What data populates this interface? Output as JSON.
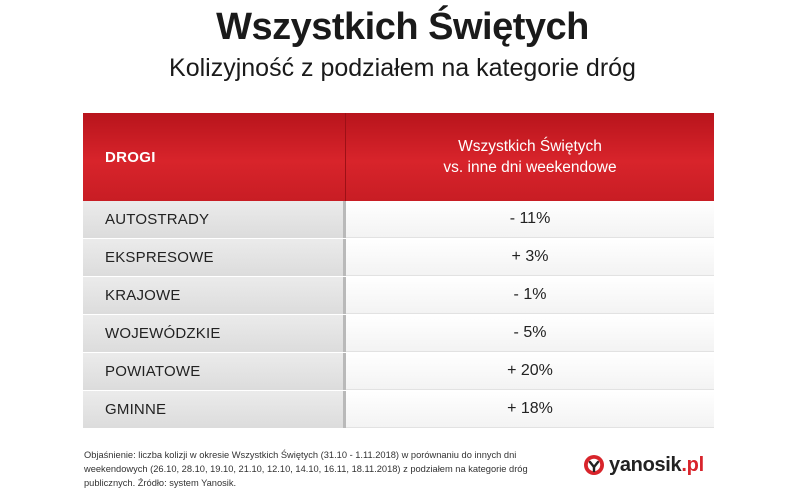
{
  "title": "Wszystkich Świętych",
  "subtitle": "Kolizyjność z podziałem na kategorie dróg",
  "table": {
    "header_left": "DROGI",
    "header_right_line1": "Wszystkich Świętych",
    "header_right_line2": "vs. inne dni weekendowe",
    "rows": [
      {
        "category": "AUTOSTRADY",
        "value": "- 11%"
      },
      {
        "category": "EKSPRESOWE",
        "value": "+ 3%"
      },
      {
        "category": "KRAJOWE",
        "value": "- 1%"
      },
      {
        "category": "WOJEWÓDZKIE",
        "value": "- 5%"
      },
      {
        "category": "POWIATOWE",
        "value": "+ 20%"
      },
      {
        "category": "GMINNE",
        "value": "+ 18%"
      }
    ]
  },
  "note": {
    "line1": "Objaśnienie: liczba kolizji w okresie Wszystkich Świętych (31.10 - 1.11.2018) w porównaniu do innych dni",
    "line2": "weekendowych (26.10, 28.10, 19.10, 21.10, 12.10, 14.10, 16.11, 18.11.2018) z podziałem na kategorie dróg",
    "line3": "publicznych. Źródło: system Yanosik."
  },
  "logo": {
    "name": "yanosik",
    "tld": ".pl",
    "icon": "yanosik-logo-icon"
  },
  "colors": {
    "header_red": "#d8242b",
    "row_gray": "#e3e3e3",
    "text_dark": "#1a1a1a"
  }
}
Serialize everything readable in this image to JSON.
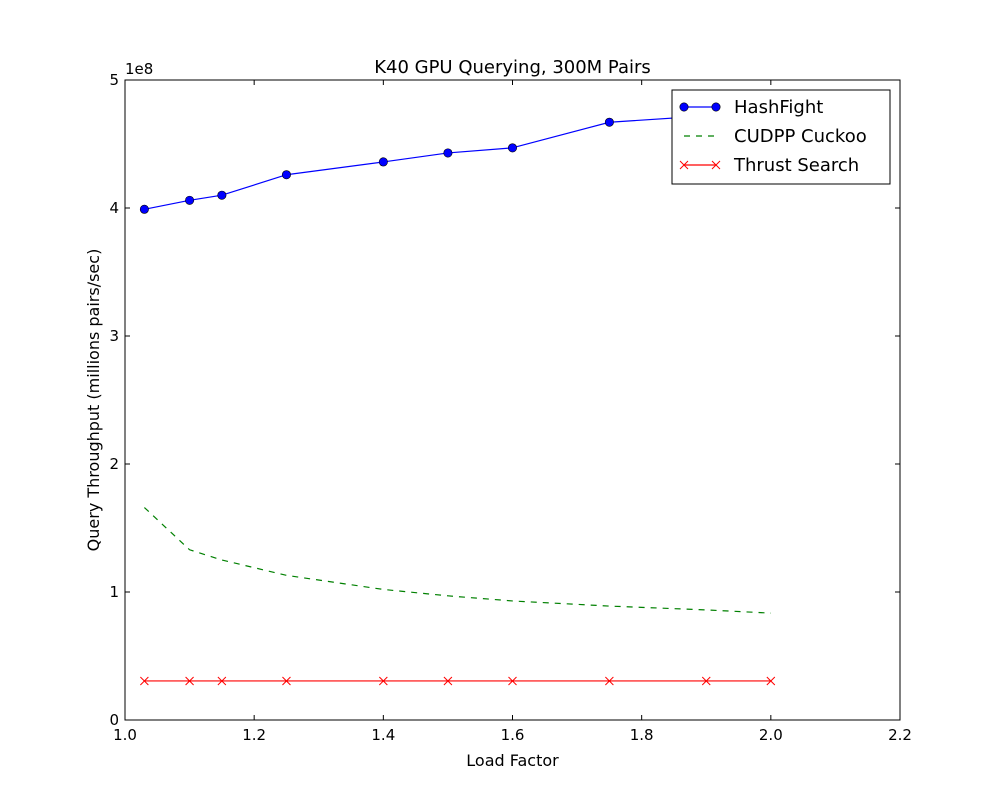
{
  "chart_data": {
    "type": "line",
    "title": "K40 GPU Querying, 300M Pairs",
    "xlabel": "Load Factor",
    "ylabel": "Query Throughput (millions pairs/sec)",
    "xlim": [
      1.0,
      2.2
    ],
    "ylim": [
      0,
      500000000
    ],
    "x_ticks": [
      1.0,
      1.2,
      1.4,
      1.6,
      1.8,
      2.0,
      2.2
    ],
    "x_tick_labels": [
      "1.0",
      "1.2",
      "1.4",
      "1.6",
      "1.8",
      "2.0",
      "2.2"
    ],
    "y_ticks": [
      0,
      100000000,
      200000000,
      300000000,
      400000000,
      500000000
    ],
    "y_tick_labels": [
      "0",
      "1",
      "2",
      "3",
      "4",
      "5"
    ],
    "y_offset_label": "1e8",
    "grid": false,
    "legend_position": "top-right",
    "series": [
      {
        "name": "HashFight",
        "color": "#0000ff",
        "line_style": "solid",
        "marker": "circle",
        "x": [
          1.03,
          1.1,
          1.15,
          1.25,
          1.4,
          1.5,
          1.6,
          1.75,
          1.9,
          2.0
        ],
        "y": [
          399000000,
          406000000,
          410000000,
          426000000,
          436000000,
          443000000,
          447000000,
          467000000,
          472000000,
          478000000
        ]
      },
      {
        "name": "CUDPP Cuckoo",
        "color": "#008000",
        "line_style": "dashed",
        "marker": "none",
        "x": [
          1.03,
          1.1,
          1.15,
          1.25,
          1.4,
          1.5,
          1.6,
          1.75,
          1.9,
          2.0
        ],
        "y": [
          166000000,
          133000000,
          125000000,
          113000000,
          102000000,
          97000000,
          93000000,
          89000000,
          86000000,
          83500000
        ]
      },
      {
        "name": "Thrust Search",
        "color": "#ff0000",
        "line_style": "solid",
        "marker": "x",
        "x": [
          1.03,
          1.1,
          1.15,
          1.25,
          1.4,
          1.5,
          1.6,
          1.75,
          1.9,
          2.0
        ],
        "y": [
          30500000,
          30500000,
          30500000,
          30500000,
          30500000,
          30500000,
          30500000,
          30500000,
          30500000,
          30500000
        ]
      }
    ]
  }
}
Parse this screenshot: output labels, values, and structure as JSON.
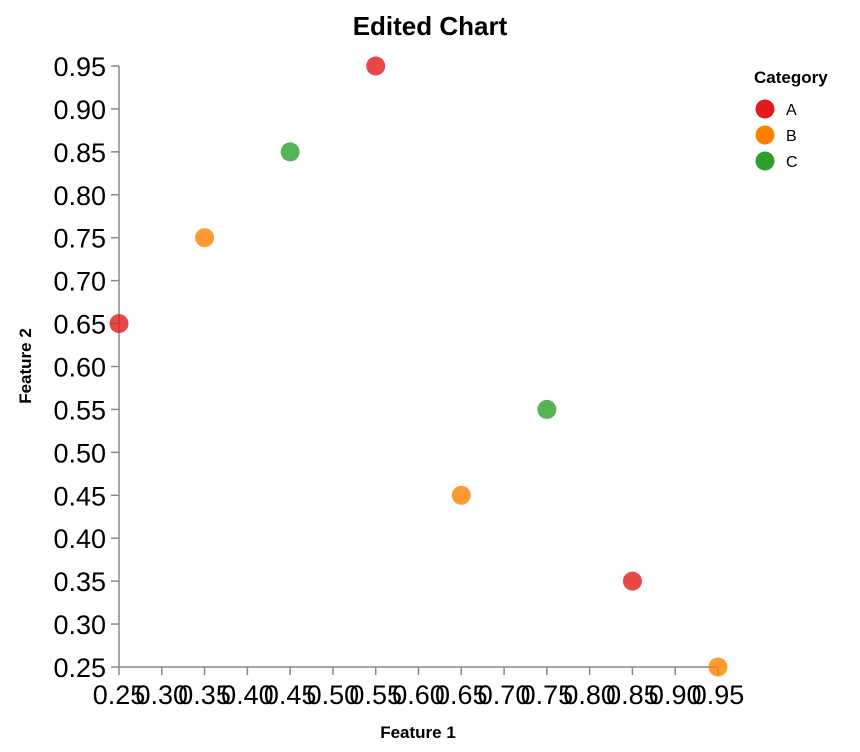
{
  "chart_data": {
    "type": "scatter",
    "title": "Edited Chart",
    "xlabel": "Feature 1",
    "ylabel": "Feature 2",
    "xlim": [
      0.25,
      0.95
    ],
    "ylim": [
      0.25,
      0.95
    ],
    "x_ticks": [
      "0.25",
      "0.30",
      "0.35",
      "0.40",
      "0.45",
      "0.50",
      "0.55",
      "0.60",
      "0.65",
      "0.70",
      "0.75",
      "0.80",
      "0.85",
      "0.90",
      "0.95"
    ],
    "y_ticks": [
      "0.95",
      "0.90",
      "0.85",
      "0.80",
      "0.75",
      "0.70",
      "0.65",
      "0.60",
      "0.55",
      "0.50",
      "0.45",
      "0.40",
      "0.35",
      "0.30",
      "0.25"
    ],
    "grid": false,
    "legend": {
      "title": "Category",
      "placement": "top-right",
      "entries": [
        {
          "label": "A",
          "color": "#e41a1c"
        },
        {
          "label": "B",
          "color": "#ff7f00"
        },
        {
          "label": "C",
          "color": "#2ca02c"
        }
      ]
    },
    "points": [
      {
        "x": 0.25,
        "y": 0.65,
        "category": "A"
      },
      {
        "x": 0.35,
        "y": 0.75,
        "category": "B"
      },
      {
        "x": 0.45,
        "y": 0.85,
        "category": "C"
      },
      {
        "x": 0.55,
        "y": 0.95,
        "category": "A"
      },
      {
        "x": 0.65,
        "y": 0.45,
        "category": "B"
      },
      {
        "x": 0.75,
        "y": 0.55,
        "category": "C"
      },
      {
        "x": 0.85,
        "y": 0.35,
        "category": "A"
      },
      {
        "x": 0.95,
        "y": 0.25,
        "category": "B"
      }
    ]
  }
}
_ _ _
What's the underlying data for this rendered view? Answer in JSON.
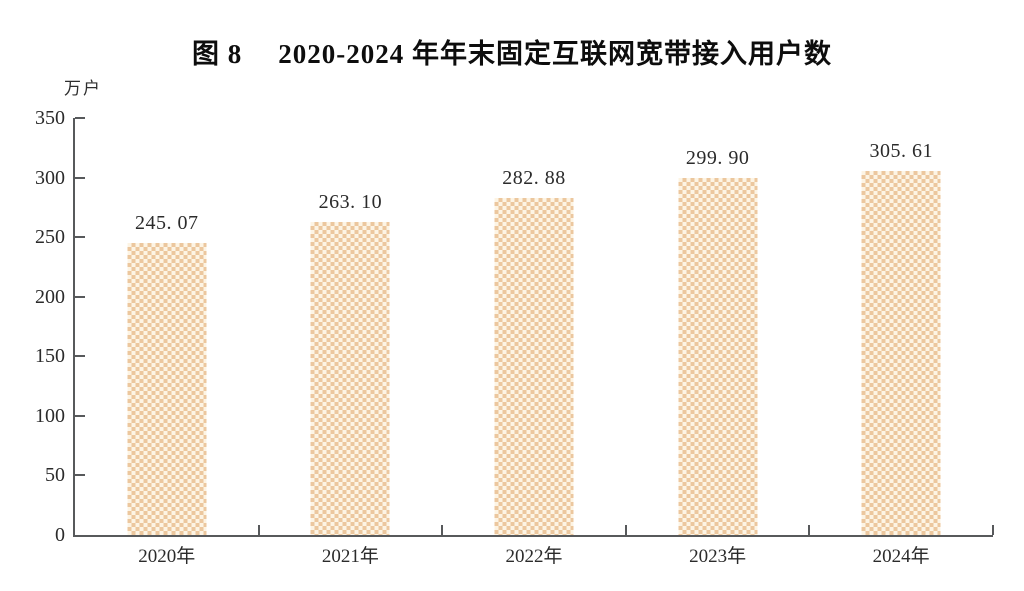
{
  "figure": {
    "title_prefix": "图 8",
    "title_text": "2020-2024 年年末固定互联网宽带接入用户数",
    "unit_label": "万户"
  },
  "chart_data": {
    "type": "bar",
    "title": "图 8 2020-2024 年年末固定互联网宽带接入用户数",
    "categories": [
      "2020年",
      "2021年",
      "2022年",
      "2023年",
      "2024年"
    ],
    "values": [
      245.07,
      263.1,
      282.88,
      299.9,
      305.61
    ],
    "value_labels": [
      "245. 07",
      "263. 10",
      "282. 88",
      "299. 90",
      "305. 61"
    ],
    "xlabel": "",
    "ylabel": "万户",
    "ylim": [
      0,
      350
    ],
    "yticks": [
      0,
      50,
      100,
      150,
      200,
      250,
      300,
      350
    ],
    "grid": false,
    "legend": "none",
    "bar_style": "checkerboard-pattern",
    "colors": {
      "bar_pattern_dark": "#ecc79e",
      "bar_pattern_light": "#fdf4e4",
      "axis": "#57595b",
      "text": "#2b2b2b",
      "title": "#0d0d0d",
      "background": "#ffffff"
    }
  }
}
_ _ _
Locate each line with the word "this" and copy it.

* Exercise output:
What data populates this interface? Output as JSON.
Serialize everything readable in this image to JSON.
Parse this screenshot: output labels, values, and structure as JSON.
What's the underlying data for this rendered view? Answer in JSON.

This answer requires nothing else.